** start DATASET ENTRIES **
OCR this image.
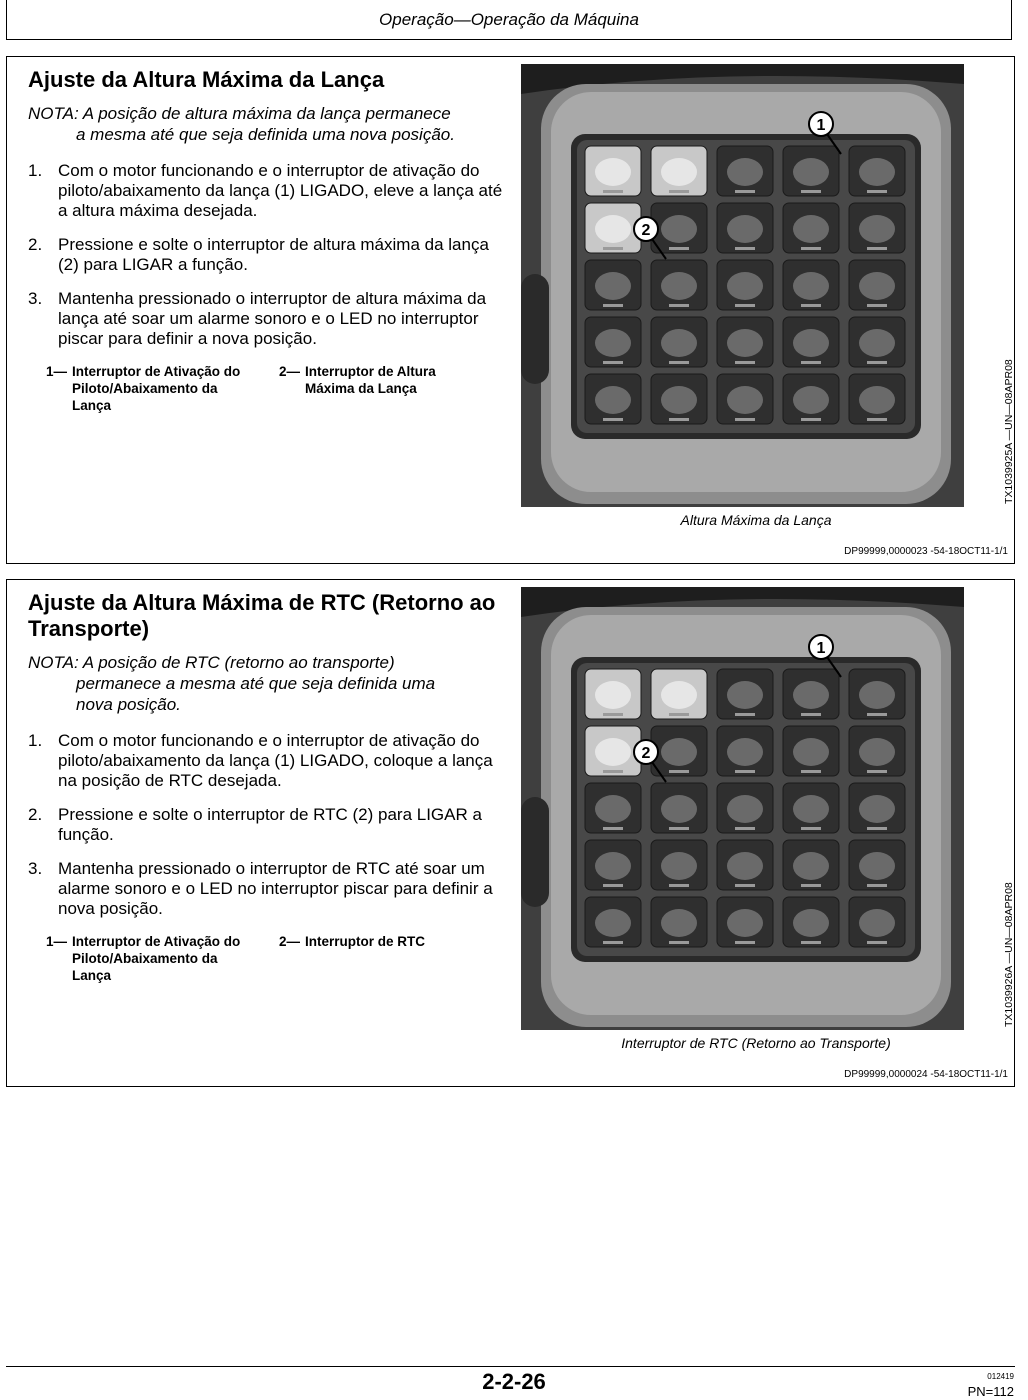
Operação—Operação da Máquina
Ajuste da Altura Máxima da Lança
NOTA: A posição de altura máxima da lança permanece
a mesma até que seja definida uma nova posição.
1. Com o motor funcionando e o interruptor de ativação do piloto/abaixamento da lança (1) LIGADO, eleve a lança até a altura máxima desejada.
2. Pressione e solte o interruptor de altura máxima da lança (2) para LIGAR a função.
3. Mantenha pressionado o interruptor de altura máxima da lança até soar um alarme sonoro e o LED no interruptor piscar para definir a nova posição.
1— Interruptor de Ativação do Piloto/Abaixamento da Lança
2— Interruptor de Altura Máxima da Lança
1
2
TX1039925A —UN—08APR08
Altura Máxima da Lança
DP99999,0000023 -54-18OCT11-1/1
Ajuste da Altura Máxima de RTC (Retorno ao Transporte)
NOTA: A posição de RTC (retorno ao transporte)
permanece a mesma até que seja definida uma nova posição.
1. Com o motor funcionando e o interruptor de ativação do piloto/abaixamento da lança (1) LIGADO, coloque a lança na posição de RTC desejada.
2. Pressione e solte o interruptor de RTC (2) para LIGAR a função.
3. Mantenha pressionado o interruptor de RTC até soar um alarme sonoro e o LED no interruptor piscar para definir a nova posição.
1— Interruptor de Ativação do Piloto/Abaixamento da Lança
2— Interruptor de RTC
1
2
TX1039926A —UN—08APR08
Interruptor de RTC (Retorno ao Transporte)
DP99999,0000024 -54-18OCT11-1/1
2-2-26	012419
PN=112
** end DATASET ENTRIES **
■ TASK: Retype all of the entries exactly as written, leaving out any images.

■ SOLUTION TO THIS EXERCISE:
OCR this image.
Operação—Operação da Máquina
Ajuste da Altura Máxima da Lança
NOTA: A posição de altura máxima da lança permanece
a mesma até que seja definida uma nova posição.
1. Com o motor funcionando e o interruptor de ativação do piloto/abaixamento da lança (1) LIGADO, eleve a lança até a altura máxima desejada.
2. Pressione e solte o interruptor de altura máxima da lança (2) para LIGAR a função.
3. Mantenha pressionado o interruptor de altura máxima da lança até soar um alarme sonoro e o LED no interruptor piscar para definir a nova posição.
1— Interruptor de Ativação do Piloto/Abaixamento da Lança
2— Interruptor de Altura Máxima da Lança
1
2
TX1039925A —UN—08APR08
Altura Máxima da Lança
DP99999,0000023 -54-18OCT11-1/1
Ajuste da Altura Máxima de RTC (Retorno ao Transporte)
NOTA: A posição de RTC (retorno ao transporte)
permanece a mesma até que seja definida uma nova posição.
1. Com o motor funcionando e o interruptor de ativação do piloto/abaixamento da lança (1) LIGADO, coloque a lança na posição de RTC desejada.
2. Pressione e solte o interruptor de RTC (2) para LIGAR a função.
3. Mantenha pressionado o interruptor de RTC até soar um alarme sonoro e o LED no interruptor piscar para definir a nova posição.
1— Interruptor de Ativação do Piloto/Abaixamento da Lança
2— Interruptor de RTC
1
2
TX1039926A —UN—08APR08
Interruptor de RTC (Retorno ao Transporte)
DP99999,0000024 -54-18OCT11-1/1
2-2-26	012419
PN=112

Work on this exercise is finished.